> **Task to complete**: Scan the records for the string "size"; copy each line where it occurs.

> **Extracted records**:
::::::::::

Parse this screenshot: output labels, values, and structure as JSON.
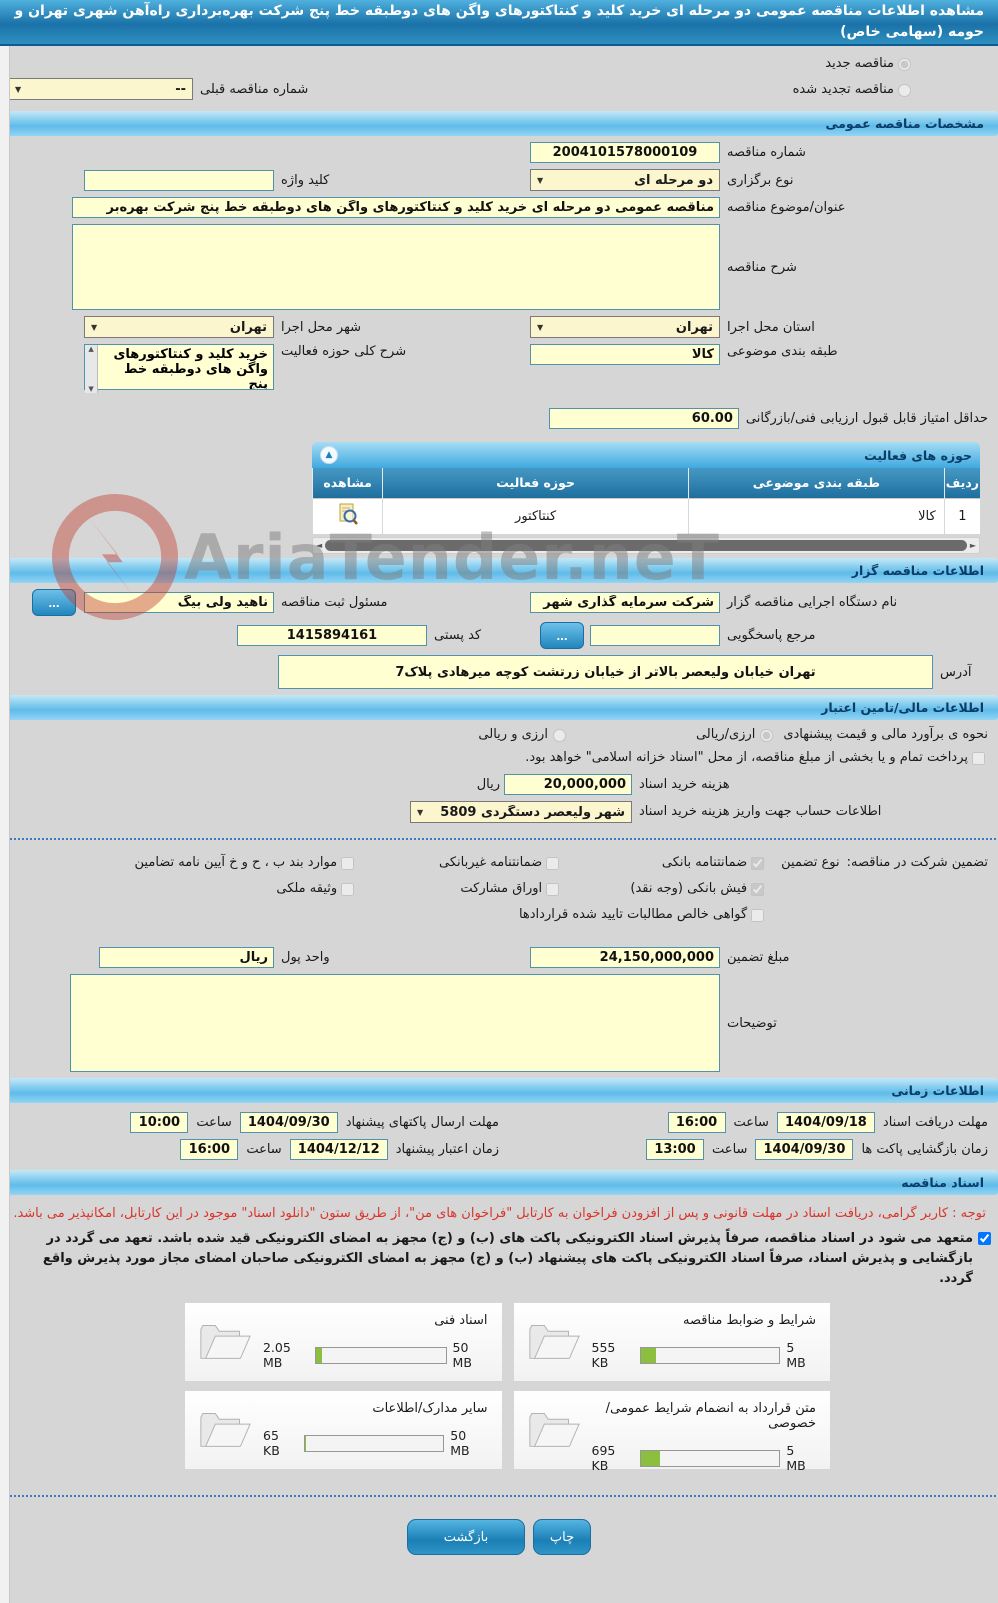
{
  "page_title": "مشاهده اطلاعات مناقصه عمومی دو مرحله ای خرید کلید و کنتاکتورهای واگن های دوطبقه خط پنج شرکت بهره‌برداری راه‌آهن شهری تهران و حومه (سهامی خاص)",
  "icons": {
    "arrow_down": "▼",
    "collapse": "▲",
    "more": "...",
    "scroll_left": "◄",
    "scroll_right": "►",
    "scroll_up": "▲",
    "scroll_down": "▼"
  },
  "colors": {
    "header_blue": "#1a72a8",
    "section_bar_blue": "#5fbbe9",
    "input_yellow": "#ffffd2",
    "notice_red": "#d9352a",
    "progress_green": "#8cbf3f",
    "table_header_blue": "#1f6f9e"
  },
  "top": {
    "new_tender_label": "مناقصه جدید",
    "new_tender_checked": true,
    "renewed_tender_label": "مناقصه تجدید شده",
    "renewed_tender_checked": false,
    "prev_number_label": "شماره مناقصه قبلی",
    "prev_number_value": "--"
  },
  "general": {
    "section_title": "مشخصات مناقصه عمومی",
    "tender_number_label": "شماره مناقصه",
    "tender_number": "2004101578000109",
    "holding_type_label": "نوع برگزاری",
    "holding_type": "دو مرحله ای",
    "keyword_label": "کلید واژه",
    "keyword_value": "",
    "subject_label": "عنوان/موضوع مناقصه",
    "subject_value": "مناقصه عمومی دو مرحله ای خرید کلید و کنتاکتورهای واگن های دوطبقه خط پنج شرکت بهره‌بر",
    "description_label": "شرح مناقصه",
    "description_value": "",
    "province_label": "استان محل اجرا",
    "province": "تهران",
    "city_label": "شهر محل اجرا",
    "city": "تهران",
    "category_label": "طبقه بندی موضوعی",
    "category": "کالا",
    "activity_desc_label": "شرح کلی حوزه فعالیت",
    "activity_desc": "خرید کلید و کنتاکتورهای واگن های دوطبقه خط پنج",
    "min_score_label": "حداقل امتیاز قابل قبول ارزیابی فنی/بازرگانی",
    "min_score": "60.00"
  },
  "activity_table": {
    "title": "حوزه های فعالیت",
    "columns": {
      "row_no": "ردیف",
      "category": "طبقه بندی موضوعی",
      "activity": "حوزه فعالیت",
      "view": "مشاهده"
    },
    "rows": [
      {
        "row_no": "1",
        "category": "کالا",
        "activity": "کنتاکتور"
      }
    ]
  },
  "organizer": {
    "section_title": "اطلاعات مناقصه گزار",
    "agency_label": "نام دستگاه اجرایی مناقصه گزار",
    "agency": "شرکت سرمایه گذاری شهر",
    "registrar_label": "مسئول ثبت مناقصه",
    "registrar": "ناهید ولی بیگ",
    "contact_label": "مرجع پاسخگویی",
    "contact_value": "",
    "postal_code_label": "کد پستی",
    "postal_code": "1415894161",
    "address_label": "آدرس",
    "address": "تهران خیابان ولیعصر بالاتر از خیابان زرتشت کوچه میرهادی پلاک7"
  },
  "financial": {
    "section_title": "اطلاعات مالی/تامین اعتبار",
    "estimate_label": "نحوه ی برآورد مالی و قیمت پیشنهادی",
    "estimate_options": [
      {
        "label": "ارزی/ریالی",
        "checked": true
      },
      {
        "label": "ارزی و ریالی",
        "checked": false
      }
    ],
    "treasury_note": "پرداخت تمام و یا بخشی از مبلغ مناقصه، از محل \"اسناد خزانه اسلامی\" خواهد بود.",
    "treasury_checked": false,
    "doc_fee_label": "هزینه خرید اسناد",
    "doc_fee": "20,000,000",
    "doc_fee_unit": "ریال",
    "account_label": "اطلاعات حساب جهت واریز هزینه خرید اسناد",
    "account": "شهر ولیعصر دستگردی 5809",
    "guarantee_label": "تضمین شرکت در مناقصه:",
    "guarantee_type_label": "نوع تضمین",
    "guarantee_options": [
      {
        "label": "ضمانتنامه بانکی",
        "checked": true
      },
      {
        "label": "ضمانتنامه غیربانکی",
        "checked": false
      },
      {
        "label": "موارد بند ب ، ح و خ آیین نامه تضامین",
        "checked": false
      },
      {
        "label": "فیش بانکی (وجه نقد)",
        "checked": true
      },
      {
        "label": "اوراق مشارکت",
        "checked": false
      },
      {
        "label": "وثیقه ملکی",
        "checked": false
      },
      {
        "label": "گواهی خالص مطالبات تایید شده قراردادها",
        "checked": false
      }
    ],
    "guarantee_amount_label": "مبلغ تضمین",
    "guarantee_amount": "24,150,000,000",
    "currency_label": "واحد پول",
    "currency": "ریال",
    "notes_label": "توضیحات",
    "notes_value": ""
  },
  "schedule": {
    "section_title": "اطلاعات زمانی",
    "time_label": "ساعت",
    "items": [
      {
        "label": "مهلت دریافت اسناد",
        "date": "1404/09/18",
        "time": "16:00"
      },
      {
        "label": "مهلت ارسال پاکتهای پیشنهاد",
        "date": "1404/09/30",
        "time": "10:00"
      },
      {
        "label": "زمان بازگشایی پاکت ها",
        "date": "1404/09/30",
        "time": "13:00"
      },
      {
        "label": "زمان اعتبار پیشنهاد",
        "date": "1404/12/12",
        "time": "16:00"
      }
    ]
  },
  "documents": {
    "section_title": "اسناد مناقصه",
    "notice": "توجه : کاربر گرامی، دریافت اسناد در مهلت قانونی و پس از افزودن فراخوان به کارتابل \"فراخوان های من\"، از طریق ستون \"دانلود اسناد\" موجود در این کارتابل، امکانپذیر می باشد.",
    "commitment_checked": true,
    "commitment": "متعهد می شود در اسناد مناقصه، صرفاً پذیرش اسناد الکترونیکی پاکت های (ب) و (ج) مجهز به امضای الکترونیکی قید شده باشد. تعهد می گردد در بازگشایی و پذیرش اسناد، صرفاً اسناد الکترونیکی پاکت های پیشنهاد (ب) و (ج) مجهز به امضای الکترونیکی صاحبان امضای مجاز مورد پذیرش واقع گردد.",
    "files": [
      {
        "label": "شرایط و ضوابط مناقصه",
        "size": "555 KB",
        "max": "5 MB",
        "pct": 11
      },
      {
        "label": "اسناد فنی",
        "size": "2.05 MB",
        "max": "50 MB",
        "pct": 5
      },
      {
        "label": "متن قرارداد به انضمام شرایط عمومی/خصوصی",
        "size": "695 KB",
        "max": "5 MB",
        "pct": 14
      },
      {
        "label": "سایر مدارک/اطلاعات",
        "size": "65 KB",
        "max": "50 MB",
        "pct": 1
      }
    ]
  },
  "footer": {
    "print_button": "چاپ",
    "back_button": "بازگشت"
  },
  "watermark": "AriaTender.neT"
}
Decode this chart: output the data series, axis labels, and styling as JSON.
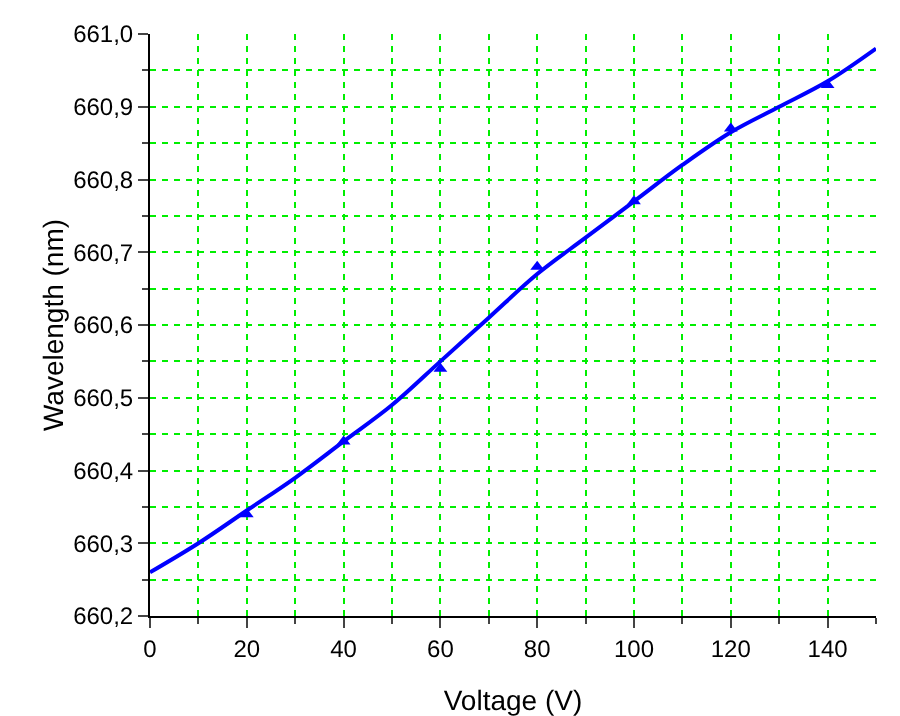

::::::::::

> **Final result**:
        "size": "555 KB",
        "size": "2.05 MB",
        "size": "695 KB",
        "size": "65 KB",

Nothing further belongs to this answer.